Stored data entries:
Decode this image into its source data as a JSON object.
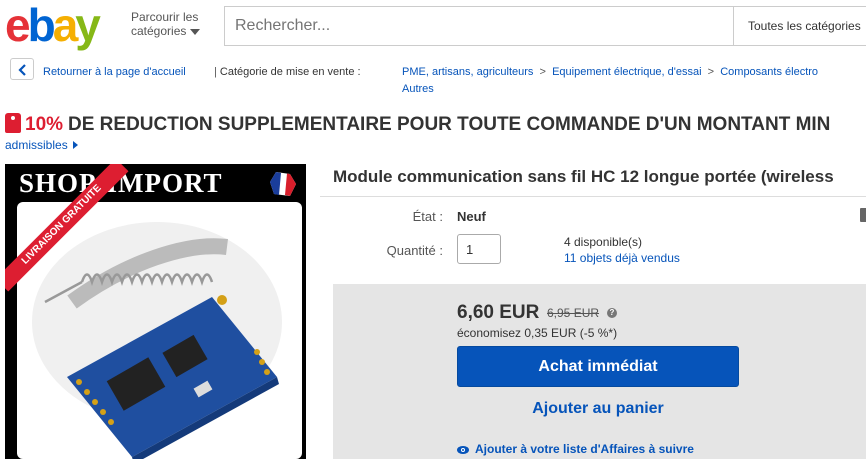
{
  "header": {
    "logo_letters": [
      "e",
      "b",
      "a",
      "y"
    ],
    "browse_line1": "Parcourir les",
    "browse_line2": "catégories",
    "search_placeholder": "Rechercher...",
    "search_category": "Toutes les catégories"
  },
  "breadcrumb": {
    "back": "Retourner à la page d'accueil",
    "category_label": "Catégorie de mise en vente :",
    "items": [
      "PME, artisans, agriculteurs",
      "Equipement électrique, d'essai",
      "Composants électro"
    ],
    "more": "Autres"
  },
  "promo": {
    "percent": "10%",
    "text": "DE REDUCTION SUPPLEMENTAIRE POUR TOUTE COMMANDE D'UN MONTANT MIN",
    "admissibles": "admissibles"
  },
  "image": {
    "shop_name": "SHOP-IMPORT",
    "ribbon": "LIVRAISON GRATUITE"
  },
  "product": {
    "title": "Module communication sans fil HC 12 longue portée (wireless",
    "state_label": "État :",
    "state_value": "Neuf",
    "qty_label": "Quantité :",
    "qty_value": "1",
    "available": "4 disponible(s)",
    "sold": "11 objets déjà vendus"
  },
  "buybox": {
    "price": "6,60 EUR",
    "old_price": "6,95 EUR",
    "help": "?",
    "savings": "économisez 0,35 EUR (-5 %*)",
    "buy_now": "Achat immédiat",
    "add_cart": "Ajouter au panier",
    "watch": "Ajouter à votre liste d'Affaires à suivre"
  },
  "colors": {
    "link": "#0654ba",
    "promo_red": "#dd1e31",
    "buy_button": "#0654ba",
    "buybox_bg": "#e5e5e5"
  }
}
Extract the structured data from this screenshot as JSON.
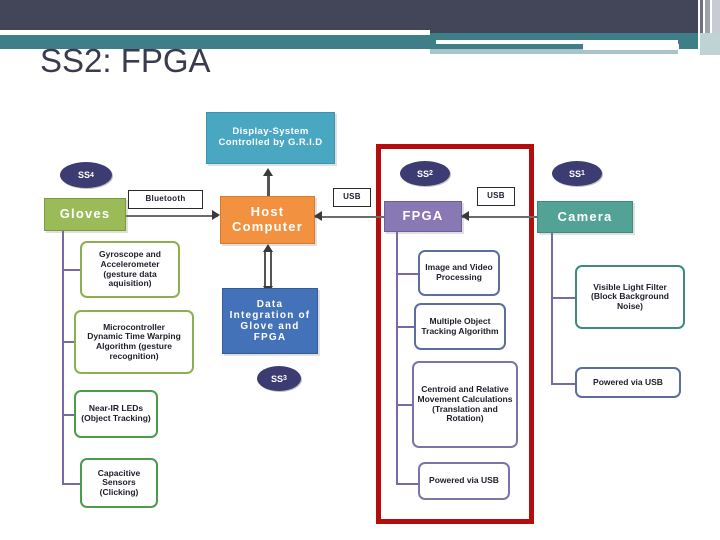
{
  "slide": {
    "title": "SS2: FPGA",
    "background": "#ffffff",
    "header_dark": "#434559",
    "header_teal": "#3E7E88",
    "highlight_frame_color": "#B40D0D"
  },
  "badges": {
    "ss4": {
      "label": "SS",
      "sub": "4"
    },
    "ss3": {
      "label": "SS",
      "sub": "3"
    },
    "ss2": {
      "label": "SS",
      "sub": "2"
    },
    "ss1": {
      "label": "SS",
      "sub": "1"
    }
  },
  "connection_labels": {
    "bluetooth": "Bluetooth",
    "usb_left": "USB",
    "usb_right": "USB"
  },
  "display_system": {
    "label": "Display-System Controlled by G.R.I.D",
    "color": "#4AA7C2"
  },
  "host_computer": {
    "label": "Host Computer",
    "color": "#F2913F"
  },
  "data_integration": {
    "label": "Data Integration of Glove and FPGA",
    "color": "#4472B8"
  },
  "gloves": {
    "label": "Gloves",
    "color": "#9BBB59",
    "border": "#7A9A3C",
    "children": [
      "Gyroscope and Accelerometer (gesture data aquisition)",
      "Microcontroller\nDynamic Time Warping Algorithm (gesture recognition)",
      "Near-IR LEDs (Object Tracking)",
      "Capacitive Sensors (Clicking)"
    ]
  },
  "fpga": {
    "label": "FPGA",
    "color": "#8878B4",
    "border": "#6E5F9A",
    "children": [
      "Image and Video Processing",
      "Multiple Object Tracking Algorithm",
      "Centroid and Relative Movement Calculations (Translation and Rotation)",
      "Powered via USB"
    ]
  },
  "camera": {
    "label": "Camera",
    "color": "#52A396",
    "border": "#3E8A7E",
    "children": [
      "Visible Light Filter (Block Background Noise)",
      "Powered via USB"
    ]
  }
}
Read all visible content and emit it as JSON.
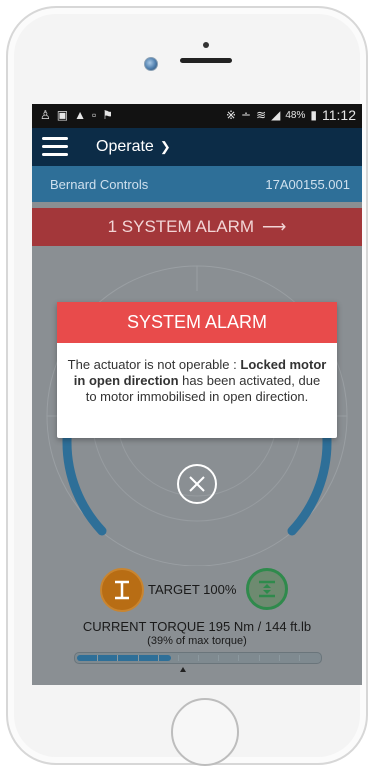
{
  "status_bar": {
    "battery_percent": "48%",
    "time": "11:12"
  },
  "app_bar": {
    "menu_label": "Operate"
  },
  "info_bar": {
    "company": "Bernard Controls",
    "serial": "17A00155.001"
  },
  "alarm_bar": {
    "text": "1 SYSTEM ALARM"
  },
  "modal": {
    "title": "SYSTEM ALARM",
    "message_prefix": "The actuator is not operable : ",
    "message_bold": "Locked motor in open direction",
    "message_suffix": " has been activated, due to motor immobilised in open direction."
  },
  "controls": {
    "target_label": "TARGET 100%",
    "torque_line": "CURRENT TORQUE 195 Nm / 144 ft.lb",
    "torque_sub": "(39% of max torque)",
    "torque_fraction": 0.39
  },
  "colors": {
    "app_bar": "#0c2c47",
    "info_bar": "#2e6f98",
    "alarm_bar": "#a3373a",
    "modal_header": "#e84b4b",
    "dial_arc": "#2e6f98",
    "target_button": "#b86d14",
    "limit_button": "#2f8a4c"
  },
  "icons": {
    "status_left": [
      "person-icon",
      "image-icon",
      "warning-icon",
      "gallery-icon",
      "flag-icon"
    ],
    "status_right": [
      "bluetooth-icon",
      "mute-icon",
      "wifi-icon",
      "signal-icon",
      "battery-icon"
    ]
  }
}
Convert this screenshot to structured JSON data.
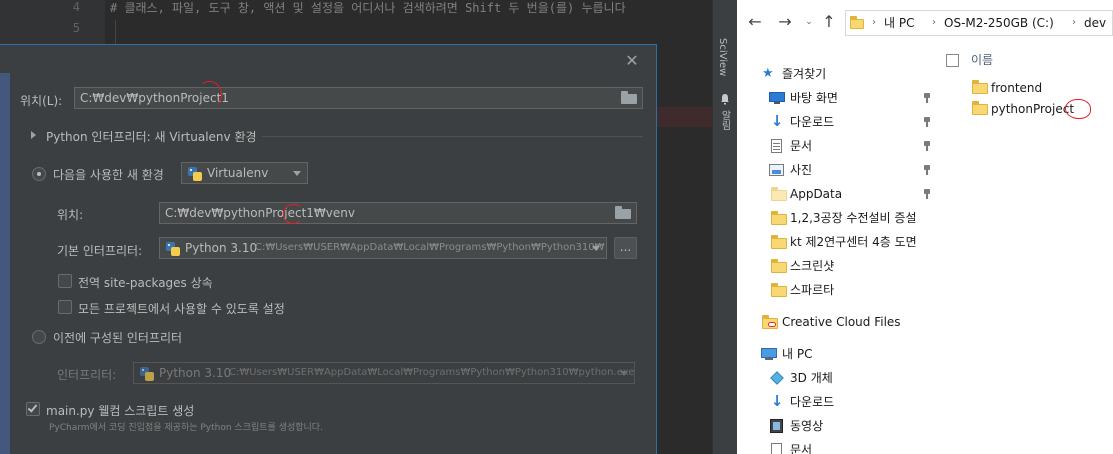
{
  "ide": {
    "line_numbers": [
      "4",
      "5"
    ],
    "code_comment": "# 클래스, 파일, 도구 창, 액션 및 설정을 어디서나 검색하려면 Shift 두 번을(를) 누릅니다",
    "sidebar": {
      "sciview": "SciView",
      "notifications": "알림"
    }
  },
  "dialog": {
    "location_label": "위치(L):",
    "location_value": "C:₩dev₩pythonProject1",
    "interpreter_section_title": "Python 인터프리터: 새 Virtualenv 환경",
    "new_env_radio_label": "다음을 사용한 새 환경",
    "env_tool_value": "Virtualenv",
    "venv_location_label": "위치:",
    "venv_location_value": "C:₩dev₩pythonProject1₩venv",
    "base_interpreter_label": "기본 인터프리터:",
    "base_interpreter_version": "Python 3.10",
    "base_interpreter_path": "C:₩Users₩USER₩AppData₩Local₩Programs₩Python₩Python310₩",
    "browse_button": "...",
    "inherit_site_packages_label": "전역 site-packages 상속",
    "make_available_label": "모든 프로젝트에서 사용할 수 있도록 설정",
    "existing_interpreter_radio_label": "이전에 구성된 인터프리터",
    "interpreter_label": "인터프리터:",
    "existing_interpreter_version": "Python 3.10",
    "existing_interpreter_path": "C:₩Users₩USER₩AppData₩Local₩Programs₩Python₩Python310₩python.exe",
    "welcome_script_label": "main.py 웰컴 스크립트 생성",
    "welcome_script_hint": "PyCharm에서 코딩 진입점을 제공하는 Python 스크립트를 생성합니다.",
    "close_icon": "close-icon"
  },
  "explorer": {
    "breadcrumbs": [
      "내 PC",
      "OS-M2-250GB (C:)",
      "dev"
    ],
    "column_header": "이름",
    "quick_access_title": "즐겨찾기",
    "nav_items": [
      {
        "label": "바탕 화면",
        "icon": "desktop-icon",
        "pinned": true
      },
      {
        "label": "다운로드",
        "icon": "download-icon",
        "pinned": true
      },
      {
        "label": "문서",
        "icon": "document-icon",
        "pinned": true
      },
      {
        "label": "사진",
        "icon": "picture-icon",
        "pinned": true
      },
      {
        "label": "AppData",
        "icon": "folder-icon",
        "pinned": true
      },
      {
        "label": "1,2,3공장 수전설비 증설",
        "icon": "folder-icon",
        "pinned": false
      },
      {
        "label": "kt 제2연구센터 4층 도면",
        "icon": "folder-icon",
        "pinned": false
      },
      {
        "label": "스크린샷",
        "icon": "folder-icon",
        "pinned": false
      },
      {
        "label": "스파르타",
        "icon": "folder-icon",
        "pinned": false
      }
    ],
    "creative_cloud": "Creative Cloud Files",
    "this_pc": "내 PC",
    "pc_items": [
      {
        "label": "3D 개체",
        "icon": "3d-objects-icon"
      },
      {
        "label": "다운로드",
        "icon": "download-icon"
      },
      {
        "label": "동영상",
        "icon": "video-icon"
      },
      {
        "label": "문서",
        "icon": "document-icon"
      }
    ],
    "files": [
      "frontend",
      "pythonProject"
    ]
  },
  "colors": {
    "ide_bg": "#2b2b2b",
    "dialog_bg": "#3c3f41",
    "dialog_border": "#2f6fa7",
    "annotation_red": "#e0202a",
    "folder_yellow": "#f8d775"
  }
}
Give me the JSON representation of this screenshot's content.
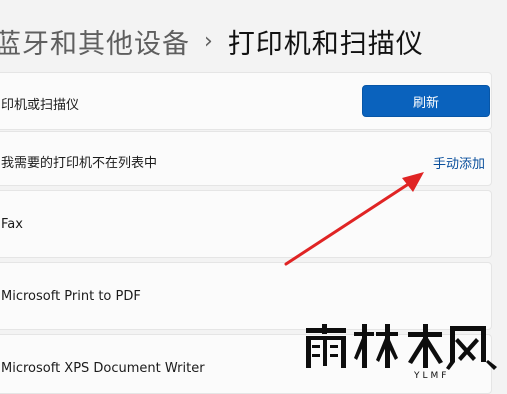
{
  "header": {
    "parent": "蓝牙和其他设备",
    "separator": "›",
    "current": "打印机和扫描仪"
  },
  "add_device": {
    "label": "印机或扫描仪",
    "button_label": "刷新"
  },
  "not_listed": {
    "label": "我需要的打印机不在列表中",
    "link_label": "手动添加"
  },
  "devices": [
    {
      "name": "Fax"
    },
    {
      "name": "Microsoft Print to PDF"
    },
    {
      "name": "Microsoft XPS Document Writer"
    }
  ],
  "watermark": {
    "text": "雨林木风",
    "sub": "YLMF"
  },
  "colors": {
    "accent": "#0a62bd",
    "link": "#0a4f9c",
    "annotation": "#e02424"
  }
}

Exercise >>
Identify each line of the material where the word "bluetooth" shows up, and copy it.

Right answer >>
    "bluetooth": "Bluetooth",
      "bluetooth-icon",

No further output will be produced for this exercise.